* [Request] Of the lines in the entries below, state how many hold the word "author". Say nothing else.

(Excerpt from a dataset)
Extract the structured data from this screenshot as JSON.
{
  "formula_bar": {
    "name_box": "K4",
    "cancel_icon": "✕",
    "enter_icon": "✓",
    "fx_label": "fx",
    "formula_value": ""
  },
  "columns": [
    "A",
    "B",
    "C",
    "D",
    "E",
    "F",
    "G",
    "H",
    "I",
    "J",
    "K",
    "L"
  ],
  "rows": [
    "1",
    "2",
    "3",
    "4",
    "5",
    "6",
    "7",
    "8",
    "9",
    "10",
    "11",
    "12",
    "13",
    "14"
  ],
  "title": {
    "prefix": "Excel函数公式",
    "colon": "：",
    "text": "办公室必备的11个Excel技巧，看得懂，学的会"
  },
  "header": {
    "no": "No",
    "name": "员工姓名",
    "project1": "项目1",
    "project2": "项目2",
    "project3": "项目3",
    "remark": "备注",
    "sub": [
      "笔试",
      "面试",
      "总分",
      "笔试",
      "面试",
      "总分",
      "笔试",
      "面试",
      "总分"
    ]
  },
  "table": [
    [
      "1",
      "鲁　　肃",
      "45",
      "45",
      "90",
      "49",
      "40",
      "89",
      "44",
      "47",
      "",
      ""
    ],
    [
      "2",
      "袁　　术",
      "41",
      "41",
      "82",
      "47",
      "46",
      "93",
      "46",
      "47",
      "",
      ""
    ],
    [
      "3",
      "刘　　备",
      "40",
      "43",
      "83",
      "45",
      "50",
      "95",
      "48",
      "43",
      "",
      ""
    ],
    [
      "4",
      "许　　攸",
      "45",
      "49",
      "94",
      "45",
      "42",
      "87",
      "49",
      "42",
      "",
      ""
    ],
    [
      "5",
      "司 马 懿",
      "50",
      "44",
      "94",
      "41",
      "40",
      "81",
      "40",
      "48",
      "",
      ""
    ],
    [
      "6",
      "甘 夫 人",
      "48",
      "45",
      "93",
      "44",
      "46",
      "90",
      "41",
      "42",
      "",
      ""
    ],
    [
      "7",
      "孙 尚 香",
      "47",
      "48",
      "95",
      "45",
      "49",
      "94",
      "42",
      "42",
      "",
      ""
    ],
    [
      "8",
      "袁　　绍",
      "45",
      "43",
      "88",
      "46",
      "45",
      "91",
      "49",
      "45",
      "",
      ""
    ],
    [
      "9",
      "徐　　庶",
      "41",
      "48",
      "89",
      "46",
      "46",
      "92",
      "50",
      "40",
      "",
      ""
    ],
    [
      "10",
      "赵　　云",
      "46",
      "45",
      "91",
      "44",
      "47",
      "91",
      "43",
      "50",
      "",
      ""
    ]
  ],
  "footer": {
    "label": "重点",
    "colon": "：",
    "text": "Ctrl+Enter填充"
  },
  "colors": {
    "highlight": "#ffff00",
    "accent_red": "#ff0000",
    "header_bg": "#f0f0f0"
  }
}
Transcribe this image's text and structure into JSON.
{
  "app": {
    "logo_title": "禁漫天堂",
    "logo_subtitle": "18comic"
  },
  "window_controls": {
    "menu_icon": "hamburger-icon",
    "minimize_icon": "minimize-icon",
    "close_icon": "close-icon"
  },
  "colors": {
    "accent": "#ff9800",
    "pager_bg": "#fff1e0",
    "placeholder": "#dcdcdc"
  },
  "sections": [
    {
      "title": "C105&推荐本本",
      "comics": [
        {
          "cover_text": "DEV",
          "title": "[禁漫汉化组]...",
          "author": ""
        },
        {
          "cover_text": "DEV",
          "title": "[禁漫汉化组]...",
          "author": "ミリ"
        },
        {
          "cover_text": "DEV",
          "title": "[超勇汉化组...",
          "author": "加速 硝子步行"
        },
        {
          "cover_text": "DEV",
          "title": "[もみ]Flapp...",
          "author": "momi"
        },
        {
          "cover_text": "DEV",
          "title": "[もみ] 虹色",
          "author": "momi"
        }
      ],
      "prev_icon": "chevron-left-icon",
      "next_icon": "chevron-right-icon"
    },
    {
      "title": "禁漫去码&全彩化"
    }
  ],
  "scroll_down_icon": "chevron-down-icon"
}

* [Solved problem] 5